**What you will do:**
Return all lines in the material below that contain "положениями".

**Record set:**

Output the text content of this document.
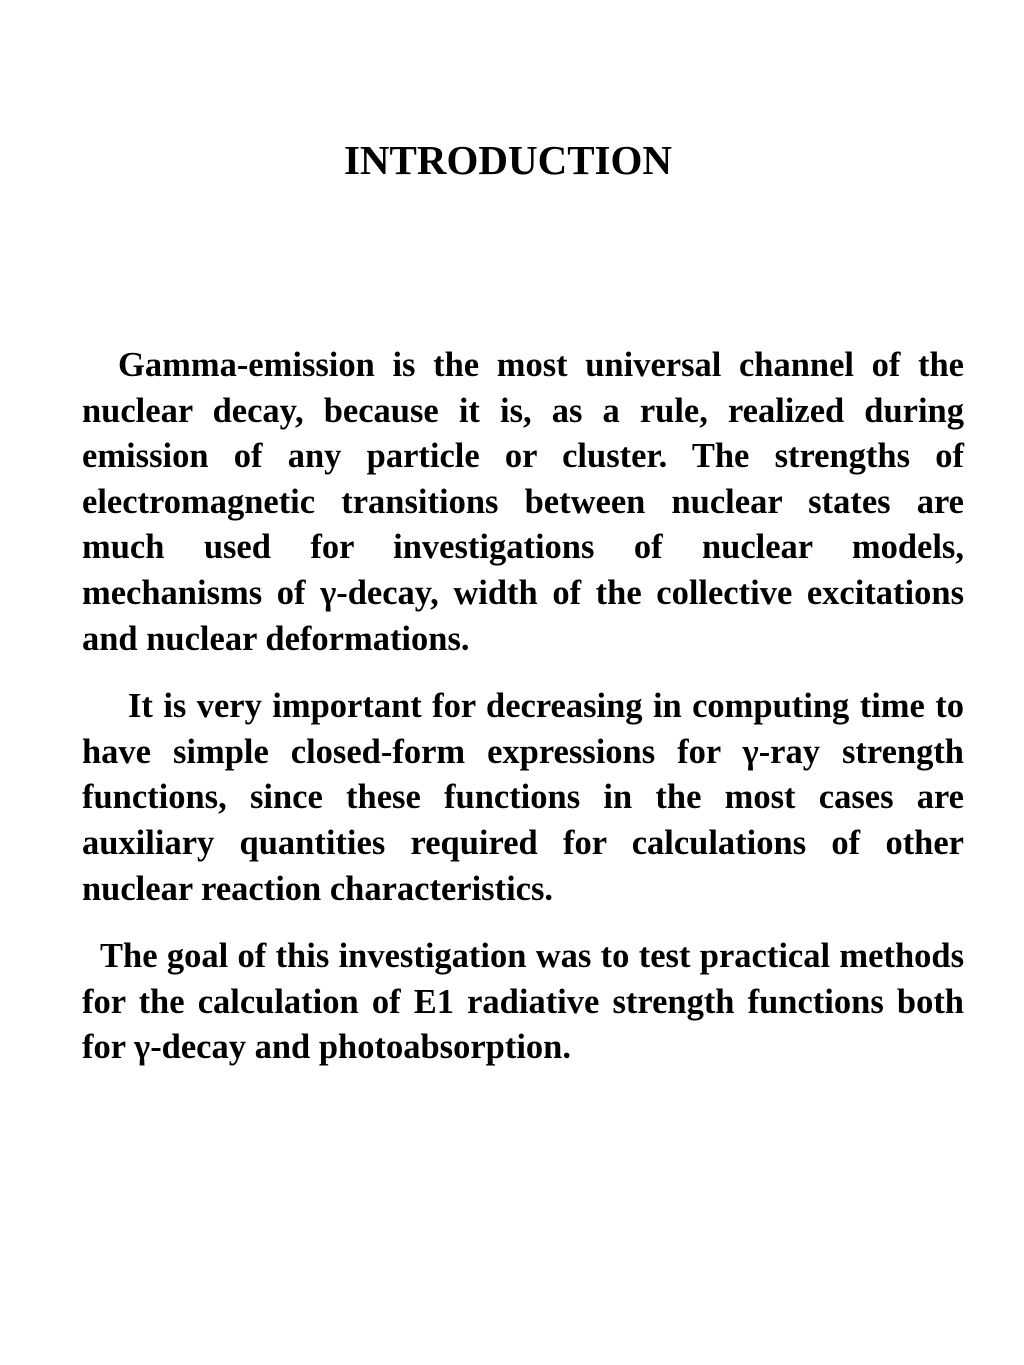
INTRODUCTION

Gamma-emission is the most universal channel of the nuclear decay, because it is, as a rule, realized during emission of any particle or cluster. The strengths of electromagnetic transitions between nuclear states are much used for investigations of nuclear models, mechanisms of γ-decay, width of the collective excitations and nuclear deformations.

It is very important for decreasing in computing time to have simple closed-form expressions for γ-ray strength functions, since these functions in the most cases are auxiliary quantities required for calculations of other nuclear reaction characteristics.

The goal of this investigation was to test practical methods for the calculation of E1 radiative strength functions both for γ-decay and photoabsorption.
--
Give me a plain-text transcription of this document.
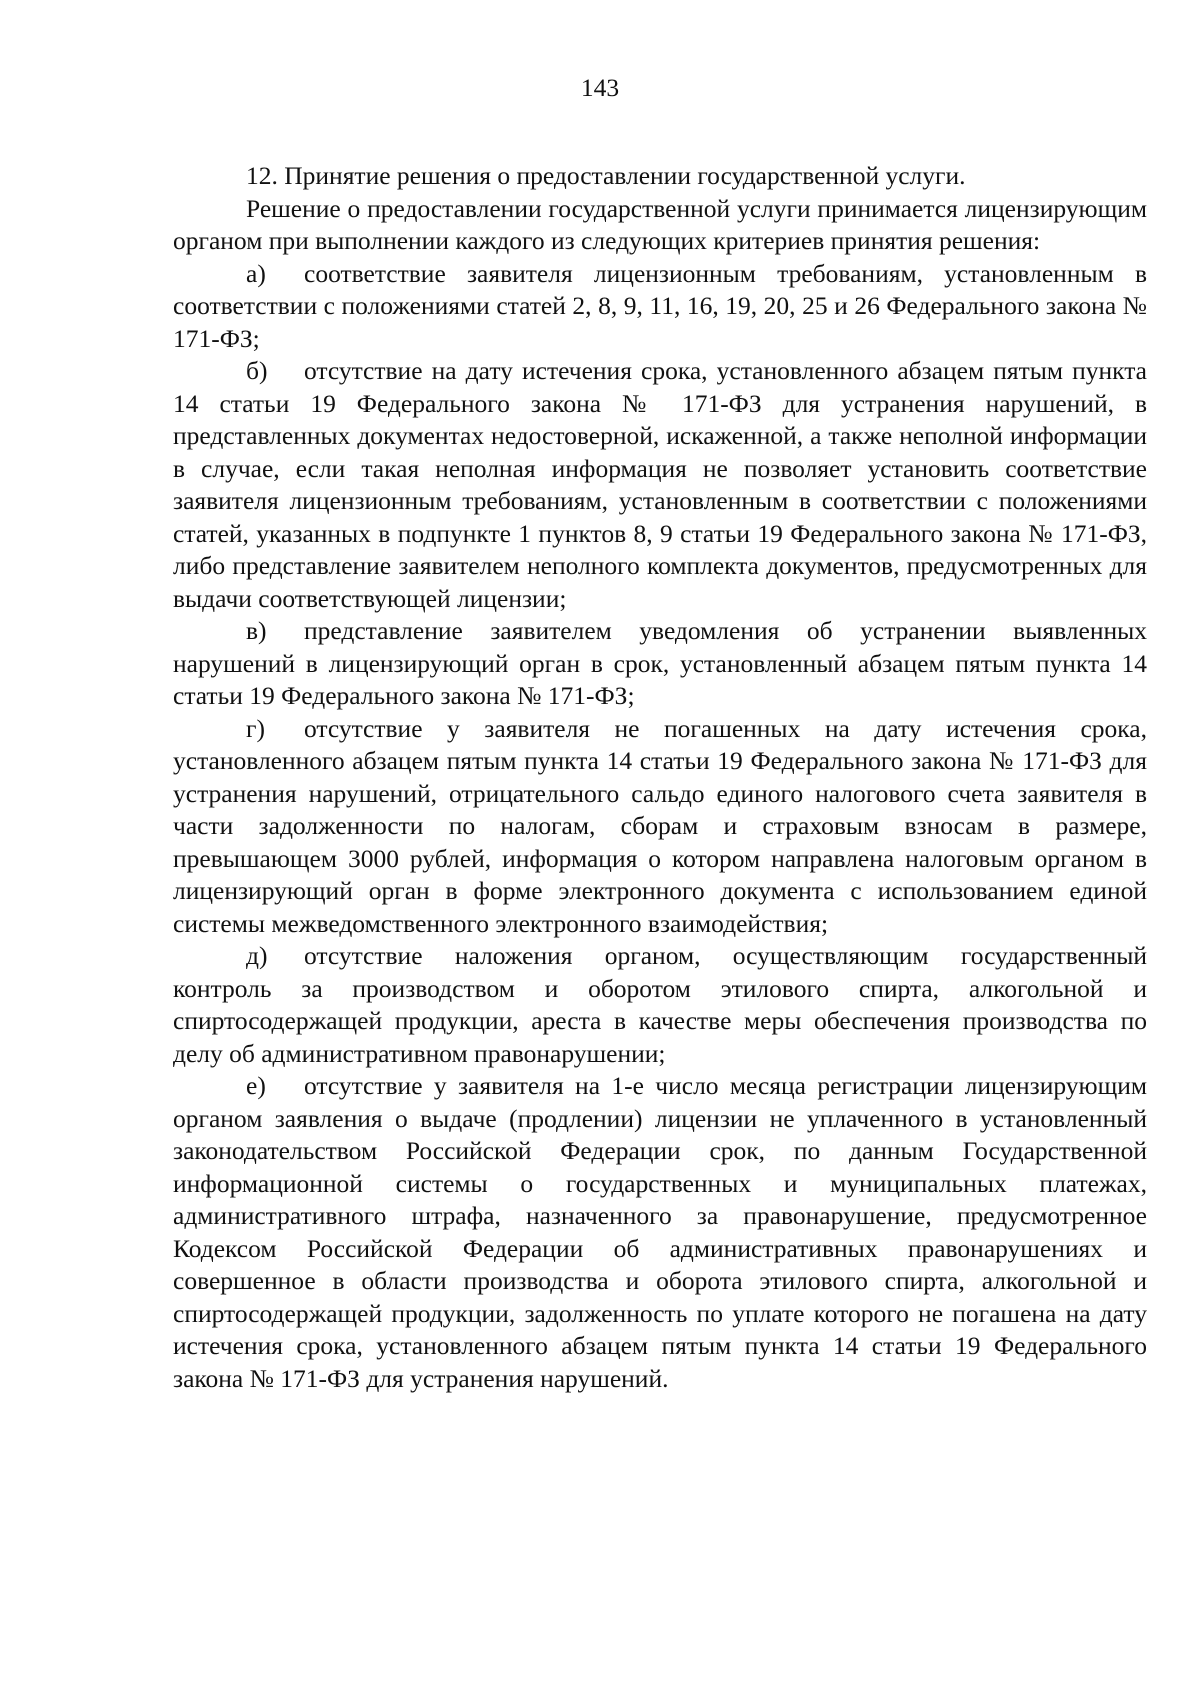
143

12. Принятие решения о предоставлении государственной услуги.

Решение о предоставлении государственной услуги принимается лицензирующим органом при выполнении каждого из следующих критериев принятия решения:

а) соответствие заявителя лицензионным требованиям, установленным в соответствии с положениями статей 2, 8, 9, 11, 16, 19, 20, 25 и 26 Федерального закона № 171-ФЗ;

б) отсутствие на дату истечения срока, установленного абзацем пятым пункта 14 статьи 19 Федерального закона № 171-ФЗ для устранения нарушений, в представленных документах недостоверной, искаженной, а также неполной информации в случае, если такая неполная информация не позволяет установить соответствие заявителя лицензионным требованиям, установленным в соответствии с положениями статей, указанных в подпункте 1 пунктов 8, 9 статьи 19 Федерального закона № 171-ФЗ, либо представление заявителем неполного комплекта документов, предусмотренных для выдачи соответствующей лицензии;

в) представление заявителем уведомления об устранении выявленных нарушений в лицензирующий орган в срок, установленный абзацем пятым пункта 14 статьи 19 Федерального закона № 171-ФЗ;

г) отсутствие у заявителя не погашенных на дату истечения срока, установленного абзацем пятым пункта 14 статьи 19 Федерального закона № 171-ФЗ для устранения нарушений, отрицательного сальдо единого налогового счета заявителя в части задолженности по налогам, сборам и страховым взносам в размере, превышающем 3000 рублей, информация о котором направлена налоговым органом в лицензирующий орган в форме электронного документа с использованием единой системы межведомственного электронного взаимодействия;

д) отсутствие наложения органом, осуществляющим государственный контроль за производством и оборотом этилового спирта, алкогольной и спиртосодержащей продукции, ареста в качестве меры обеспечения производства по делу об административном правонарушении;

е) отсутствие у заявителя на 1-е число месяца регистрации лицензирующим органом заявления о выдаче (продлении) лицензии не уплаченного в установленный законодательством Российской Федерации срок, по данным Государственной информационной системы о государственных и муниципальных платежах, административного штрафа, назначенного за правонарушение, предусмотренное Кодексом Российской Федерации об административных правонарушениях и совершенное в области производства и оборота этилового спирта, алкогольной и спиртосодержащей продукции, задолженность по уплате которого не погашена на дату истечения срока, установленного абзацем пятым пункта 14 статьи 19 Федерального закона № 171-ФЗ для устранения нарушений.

**Solution to this exercise:**
а) соответствие заявителя лицензионным требованиям, установленным в соответствии с положениями статей 2, 8, 9, 11, 16, 19, 20, 25 и 26 Федерального закона № 171-ФЗ;
б) отсутствие на дату истечения срока, установленного абзацем пятым пункта 14 статьи 19 Федерального закона № 171-ФЗ для устранения нарушений, в представленных документах недостоверной, искаженной, а также неполной информации в случае, если такая неполная информация не позволяет установить соответствие заявителя лицензионным требованиям, установленным в соответствии с положениями статей, указанных в подпункте 1 пунктов 8, 9 статьи 19 Федерального закона № 171-ФЗ, либо представление заявителем неполного комплекта документов, предусмотренных для выдачи соответствующей лицензии;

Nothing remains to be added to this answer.